Une publicité pleine page publiée dans le New York Times reprend le style et l’aspect professionnel des encarts publicitaires de Revlon. “Combien de lapins Revlon aveugle-t-il pour la beauté ?” interpelle la réclame qui suscite de vives réactions. De très nombreuses lettres de protestation sont envoyées chez Revlon et de grandes manifestations sont organisées. L’entreprise finit par financer une université pour qu’elle trouve un substitut au test oculaire. D’autres compagnies cosmétiques suivront la démarche.
Pour le bien-être des animaux d’élevage
Quelques années plus tard, le militant commence à s’intéresser à la question des animaux d’élevage, en plus de la condition des animaux utilisés dans les expériences scientifiques comme avec les lapins chez Revlon. Henry Spira se concentre d’abord sur le bien-être des poulets. Pour défendre de meilleures conditions d’élevage, ce dernier ne change pas de formule. Il vise notamment l’entreprise Franck Perdue, l’un des plus gros producteurs de poulet du pays et le plus connu. Comme d’habitude, ses actions portent leurs fruits, un groupe de travail interservices sur le bien-être animal s’attelle à la rédaction de lignes directrices pour améliorer la conditions des animaux d’élevage.
────
■ CONSIGNES À SUIVRE ■
Recopiez mot pour mot l'intégralité du texte sur Henry Spira.
────
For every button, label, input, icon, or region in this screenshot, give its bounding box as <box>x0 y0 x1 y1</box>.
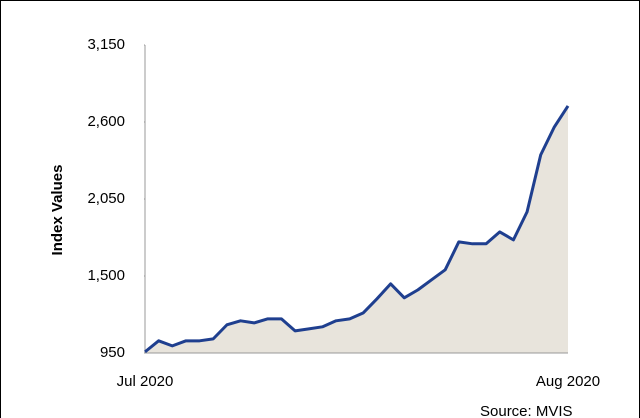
x-tick-label: Aug 2020 <box>536 373 600 390</box>
y-tick-label: 2,050 <box>87 190 125 207</box>
source-note: Source: MVIS <box>480 403 573 418</box>
y-tick-label: 1,500 <box>87 267 125 284</box>
area-fill <box>145 105 568 354</box>
index-line <box>144 105 570 354</box>
y-tick-label: 3,150 <box>87 36 125 53</box>
y-axis-label: Index Values <box>49 165 66 256</box>
x-tick-label: Jul 2020 <box>117 373 174 390</box>
y-tick-label: 950 <box>100 344 125 361</box>
y-tick-label: 2,600 <box>87 113 125 130</box>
────
■ RÉPONSE ÉCRITE ■
Une publicité pleine page publiée dans le New York Times reprend le style et l’aspect professionnel des encarts publicitaires de Revlon. “Combien de lapins Revlon aveugle-t-il pour la beauté ?” interpelle la réclame qui suscite de vives réactions. De très nombreuses lettres de protestation sont envoyées chez Revlon et de grandes manifestations sont organisées. L’entreprise finit par financer une université pour qu’elle trouve un substitut au test oculaire. D’autres compagnies cosmétiques suivront la démarche.
Pour le bien-être des animaux d’élevage
Quelques années plus tard, le militant commence à s’intéresser à la question des animaux d’élevage, en plus de la condition des animaux utilisés dans les expériences scientifiques comme avec les lapins chez Revlon. Henry Spira se concentre d’abord sur le bien-être des poulets. Pour défendre de meilleures conditions d’élevage, ce dernier ne change pas de formule. Il vise notamment l’entreprise Franck Perdue, l’un des plus gros producteurs de poulet du pays et le plus connu. Comme d’habitude, ses actions portent leurs fruits, un groupe de travail interservices sur le bien-être animal s’attelle à la rédaction de lignes directrices pour améliorer la conditions des animaux d’élevage.